Requirement >>
Reproduce each of the lines word for word.

Supplied entries >>
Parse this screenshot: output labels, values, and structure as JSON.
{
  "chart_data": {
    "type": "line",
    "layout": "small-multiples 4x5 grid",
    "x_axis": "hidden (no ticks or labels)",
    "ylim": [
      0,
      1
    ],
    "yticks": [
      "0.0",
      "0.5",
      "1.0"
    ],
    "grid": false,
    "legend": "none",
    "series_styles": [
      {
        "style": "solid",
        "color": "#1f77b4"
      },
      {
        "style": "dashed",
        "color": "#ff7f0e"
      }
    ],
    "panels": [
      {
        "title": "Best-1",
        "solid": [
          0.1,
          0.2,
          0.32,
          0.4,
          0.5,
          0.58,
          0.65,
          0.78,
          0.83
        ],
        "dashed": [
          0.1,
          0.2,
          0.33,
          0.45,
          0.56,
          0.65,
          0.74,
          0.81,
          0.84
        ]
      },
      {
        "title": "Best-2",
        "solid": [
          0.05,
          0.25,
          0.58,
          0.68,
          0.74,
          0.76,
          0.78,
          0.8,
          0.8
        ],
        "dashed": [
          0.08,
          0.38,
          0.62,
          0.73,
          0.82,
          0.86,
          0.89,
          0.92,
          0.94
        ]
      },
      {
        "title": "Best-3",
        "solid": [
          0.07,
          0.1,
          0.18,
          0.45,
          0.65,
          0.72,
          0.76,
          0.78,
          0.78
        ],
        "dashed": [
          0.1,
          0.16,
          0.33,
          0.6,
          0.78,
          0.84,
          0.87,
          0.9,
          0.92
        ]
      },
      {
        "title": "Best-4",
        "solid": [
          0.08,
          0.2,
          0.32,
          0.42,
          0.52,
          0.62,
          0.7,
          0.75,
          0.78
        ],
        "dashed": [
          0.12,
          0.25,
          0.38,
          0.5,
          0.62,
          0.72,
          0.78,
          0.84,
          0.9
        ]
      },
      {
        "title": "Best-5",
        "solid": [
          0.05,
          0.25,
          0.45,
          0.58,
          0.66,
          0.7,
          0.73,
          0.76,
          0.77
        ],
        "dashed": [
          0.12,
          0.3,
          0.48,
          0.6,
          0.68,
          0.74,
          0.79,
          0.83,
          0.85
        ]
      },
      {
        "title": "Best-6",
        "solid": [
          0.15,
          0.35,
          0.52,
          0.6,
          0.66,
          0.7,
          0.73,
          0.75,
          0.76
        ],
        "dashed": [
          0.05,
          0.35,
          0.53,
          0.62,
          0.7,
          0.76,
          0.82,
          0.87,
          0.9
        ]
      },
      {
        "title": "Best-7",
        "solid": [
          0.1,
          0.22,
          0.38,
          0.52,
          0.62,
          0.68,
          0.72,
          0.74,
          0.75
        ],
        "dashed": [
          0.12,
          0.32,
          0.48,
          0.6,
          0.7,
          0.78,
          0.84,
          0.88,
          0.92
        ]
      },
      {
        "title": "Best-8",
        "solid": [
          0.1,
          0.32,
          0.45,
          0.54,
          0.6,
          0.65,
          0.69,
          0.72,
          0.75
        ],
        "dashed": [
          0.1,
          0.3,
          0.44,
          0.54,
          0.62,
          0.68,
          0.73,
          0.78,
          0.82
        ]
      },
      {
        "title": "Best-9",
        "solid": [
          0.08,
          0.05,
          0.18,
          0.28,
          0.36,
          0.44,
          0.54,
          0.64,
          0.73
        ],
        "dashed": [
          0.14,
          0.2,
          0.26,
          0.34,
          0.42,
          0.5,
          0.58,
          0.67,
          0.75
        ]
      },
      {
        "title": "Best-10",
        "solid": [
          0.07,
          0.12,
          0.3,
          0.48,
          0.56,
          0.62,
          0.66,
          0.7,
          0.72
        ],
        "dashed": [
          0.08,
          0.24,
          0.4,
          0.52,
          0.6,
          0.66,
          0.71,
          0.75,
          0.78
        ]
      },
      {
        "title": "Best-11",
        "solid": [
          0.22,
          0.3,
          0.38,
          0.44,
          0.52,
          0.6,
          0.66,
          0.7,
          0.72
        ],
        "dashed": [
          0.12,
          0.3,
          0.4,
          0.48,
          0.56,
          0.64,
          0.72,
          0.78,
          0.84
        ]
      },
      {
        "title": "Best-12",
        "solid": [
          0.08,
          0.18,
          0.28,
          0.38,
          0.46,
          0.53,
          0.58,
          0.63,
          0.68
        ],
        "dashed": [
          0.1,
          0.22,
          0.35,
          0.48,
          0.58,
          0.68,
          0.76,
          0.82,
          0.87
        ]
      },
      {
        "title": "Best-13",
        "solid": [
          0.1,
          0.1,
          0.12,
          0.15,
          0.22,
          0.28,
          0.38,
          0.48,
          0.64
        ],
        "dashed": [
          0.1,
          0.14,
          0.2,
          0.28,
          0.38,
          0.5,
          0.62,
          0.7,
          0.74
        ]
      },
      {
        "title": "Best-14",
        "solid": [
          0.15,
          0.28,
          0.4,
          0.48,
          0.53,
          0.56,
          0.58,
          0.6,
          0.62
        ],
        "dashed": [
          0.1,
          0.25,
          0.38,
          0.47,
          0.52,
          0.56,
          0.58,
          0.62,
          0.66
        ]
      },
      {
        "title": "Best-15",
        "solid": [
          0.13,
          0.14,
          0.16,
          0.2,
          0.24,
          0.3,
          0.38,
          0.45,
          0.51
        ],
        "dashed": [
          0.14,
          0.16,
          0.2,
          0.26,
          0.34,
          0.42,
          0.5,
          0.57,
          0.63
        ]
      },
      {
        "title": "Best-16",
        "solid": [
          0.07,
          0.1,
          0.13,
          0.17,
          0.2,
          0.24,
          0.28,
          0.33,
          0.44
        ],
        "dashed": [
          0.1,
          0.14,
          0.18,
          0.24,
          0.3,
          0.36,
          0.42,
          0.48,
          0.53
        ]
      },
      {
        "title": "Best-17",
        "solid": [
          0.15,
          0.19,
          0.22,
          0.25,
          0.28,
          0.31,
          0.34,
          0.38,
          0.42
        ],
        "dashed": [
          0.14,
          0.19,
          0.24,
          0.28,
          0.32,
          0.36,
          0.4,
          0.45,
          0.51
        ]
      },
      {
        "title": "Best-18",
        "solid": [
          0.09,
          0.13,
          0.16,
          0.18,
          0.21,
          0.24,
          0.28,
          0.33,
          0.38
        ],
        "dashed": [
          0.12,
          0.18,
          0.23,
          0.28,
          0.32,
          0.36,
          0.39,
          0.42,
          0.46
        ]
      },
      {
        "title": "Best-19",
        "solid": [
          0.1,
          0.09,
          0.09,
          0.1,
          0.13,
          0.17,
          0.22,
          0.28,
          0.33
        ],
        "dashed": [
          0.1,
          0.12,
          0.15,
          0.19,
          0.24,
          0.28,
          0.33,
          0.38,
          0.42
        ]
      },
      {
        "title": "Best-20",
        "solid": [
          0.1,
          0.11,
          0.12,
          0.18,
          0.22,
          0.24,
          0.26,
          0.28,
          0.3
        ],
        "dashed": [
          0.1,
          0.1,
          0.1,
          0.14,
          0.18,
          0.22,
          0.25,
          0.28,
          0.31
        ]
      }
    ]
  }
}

In response >>
Parse this screenshot: output labels, values, and structure as JSON.
{
  "chart_data": {
    "type": "line",
    "layout": "small-multiples 4x5 grid",
    "x_axis": "hidden (no ticks or labels)",
    "ylim": [
      0,
      1
    ],
    "yticks": [
      "0.0",
      "0.5",
      "1.0"
    ],
    "grid": false,
    "legend": "none",
    "series_styles": [
      {
        "style": "solid",
        "color": "#1f77b4"
      },
      {
        "style": "dashed",
        "color": "#ff7f0e"
      }
    ],
    "panels": [
      {
        "title": "Best-1",
        "solid": [
          0.1,
          0.2,
          0.32,
          0.4,
          0.5,
          0.58,
          0.65,
          0.78,
          0.83
        ],
        "dashed": [
          0.1,
          0.2,
          0.33,
          0.45,
          0.56,
          0.65,
          0.74,
          0.81,
          0.84
        ]
      },
      {
        "title": "Best-2",
        "solid": [
          0.05,
          0.25,
          0.58,
          0.68,
          0.74,
          0.76,
          0.78,
          0.8,
          0.8
        ],
        "dashed": [
          0.08,
          0.38,
          0.62,
          0.73,
          0.82,
          0.86,
          0.89,
          0.92,
          0.94
        ]
      },
      {
        "title": "Best-3",
        "solid": [
          0.07,
          0.1,
          0.18,
          0.45,
          0.65,
          0.72,
          0.76,
          0.78,
          0.78
        ],
        "dashed": [
          0.1,
          0.16,
          0.33,
          0.6,
          0.78,
          0.84,
          0.87,
          0.9,
          0.92
        ]
      },
      {
        "title": "Best-4",
        "solid": [
          0.08,
          0.2,
          0.32,
          0.42,
          0.52,
          0.62,
          0.7,
          0.75,
          0.78
        ],
        "dashed": [
          0.12,
          0.25,
          0.38,
          0.5,
          0.62,
          0.72,
          0.78,
          0.84,
          0.9
        ]
      },
      {
        "title": "Best-5",
        "solid": [
          0.05,
          0.25,
          0.45,
          0.58,
          0.66,
          0.7,
          0.73,
          0.76,
          0.77
        ],
        "dashed": [
          0.12,
          0.3,
          0.48,
          0.6,
          0.68,
          0.74,
          0.79,
          0.83,
          0.85
        ]
      },
      {
        "title": "Best-6",
        "solid": [
          0.15,
          0.35,
          0.52,
          0.6,
          0.66,
          0.7,
          0.73,
          0.75,
          0.76
        ],
        "dashed": [
          0.05,
          0.35,
          0.53,
          0.62,
          0.7,
          0.76,
          0.82,
          0.87,
          0.9
        ]
      },
      {
        "title": "Best-7",
        "solid": [
          0.1,
          0.22,
          0.38,
          0.52,
          0.62,
          0.68,
          0.72,
          0.74,
          0.75
        ],
        "dashed": [
          0.12,
          0.32,
          0.48,
          0.6,
          0.7,
          0.78,
          0.84,
          0.88,
          0.92
        ]
      },
      {
        "title": "Best-8",
        "solid": [
          0.1,
          0.32,
          0.45,
          0.54,
          0.6,
          0.65,
          0.69,
          0.72,
          0.75
        ],
        "dashed": [
          0.1,
          0.3,
          0.44,
          0.54,
          0.62,
          0.68,
          0.73,
          0.78,
          0.82
        ]
      },
      {
        "title": "Best-9",
        "solid": [
          0.08,
          0.05,
          0.18,
          0.28,
          0.36,
          0.44,
          0.54,
          0.64,
          0.73
        ],
        "dashed": [
          0.14,
          0.2,
          0.26,
          0.34,
          0.42,
          0.5,
          0.58,
          0.67,
          0.75
        ]
      },
      {
        "title": "Best-10",
        "solid": [
          0.07,
          0.12,
          0.3,
          0.48,
          0.56,
          0.62,
          0.66,
          0.7,
          0.72
        ],
        "dashed": [
          0.08,
          0.24,
          0.4,
          0.52,
          0.6,
          0.66,
          0.71,
          0.75,
          0.78
        ]
      },
      {
        "title": "Best-11",
        "solid": [
          0.22,
          0.3,
          0.38,
          0.44,
          0.52,
          0.6,
          0.66,
          0.7,
          0.72
        ],
        "dashed": [
          0.12,
          0.3,
          0.4,
          0.48,
          0.56,
          0.64,
          0.72,
          0.78,
          0.84
        ]
      },
      {
        "title": "Best-12",
        "solid": [
          0.08,
          0.18,
          0.28,
          0.38,
          0.46,
          0.53,
          0.58,
          0.63,
          0.68
        ],
        "dashed": [
          0.1,
          0.22,
          0.35,
          0.48,
          0.58,
          0.68,
          0.76,
          0.82,
          0.87
        ]
      },
      {
        "title": "Best-13",
        "solid": [
          0.1,
          0.1,
          0.12,
          0.15,
          0.22,
          0.28,
          0.38,
          0.48,
          0.64
        ],
        "dashed": [
          0.1,
          0.14,
          0.2,
          0.28,
          0.38,
          0.5,
          0.62,
          0.7,
          0.74
        ]
      },
      {
        "title": "Best-14",
        "solid": [
          0.15,
          0.28,
          0.4,
          0.48,
          0.53,
          0.56,
          0.58,
          0.6,
          0.62
        ],
        "dashed": [
          0.1,
          0.25,
          0.38,
          0.47,
          0.52,
          0.56,
          0.58,
          0.62,
          0.66
        ]
      },
      {
        "title": "Best-15",
        "solid": [
          0.13,
          0.14,
          0.16,
          0.2,
          0.24,
          0.3,
          0.38,
          0.45,
          0.51
        ],
        "dashed": [
          0.14,
          0.16,
          0.2,
          0.26,
          0.34,
          0.42,
          0.5,
          0.57,
          0.63
        ]
      },
      {
        "title": "Best-16",
        "solid": [
          0.07,
          0.1,
          0.13,
          0.17,
          0.2,
          0.24,
          0.28,
          0.33,
          0.44
        ],
        "dashed": [
          0.1,
          0.14,
          0.18,
          0.24,
          0.3,
          0.36,
          0.42,
          0.48,
          0.53
        ]
      },
      {
        "title": "Best-17",
        "solid": [
          0.15,
          0.19,
          0.22,
          0.25,
          0.28,
          0.31,
          0.34,
          0.38,
          0.42
        ],
        "dashed": [
          0.14,
          0.19,
          0.24,
          0.28,
          0.32,
          0.36,
          0.4,
          0.45,
          0.51
        ]
      },
      {
        "title": "Best-18",
        "solid": [
          0.09,
          0.13,
          0.16,
          0.18,
          0.21,
          0.24,
          0.28,
          0.33,
          0.38
        ],
        "dashed": [
          0.12,
          0.18,
          0.23,
          0.28,
          0.32,
          0.36,
          0.39,
          0.42,
          0.46
        ]
      },
      {
        "title": "Best-19",
        "solid": [
          0.1,
          0.09,
          0.09,
          0.1,
          0.13,
          0.17,
          0.22,
          0.28,
          0.33
        ],
        "dashed": [
          0.1,
          0.12,
          0.15,
          0.19,
          0.24,
          0.28,
          0.33,
          0.38,
          0.42
        ]
      },
      {
        "title": "Best-20",
        "solid": [
          0.1,
          0.11,
          0.12,
          0.18,
          0.22,
          0.24,
          0.26,
          0.28,
          0.3
        ],
        "dashed": [
          0.1,
          0.1,
          0.1,
          0.14,
          0.18,
          0.22,
          0.25,
          0.28,
          0.31
        ]
      }
    ]
  }
}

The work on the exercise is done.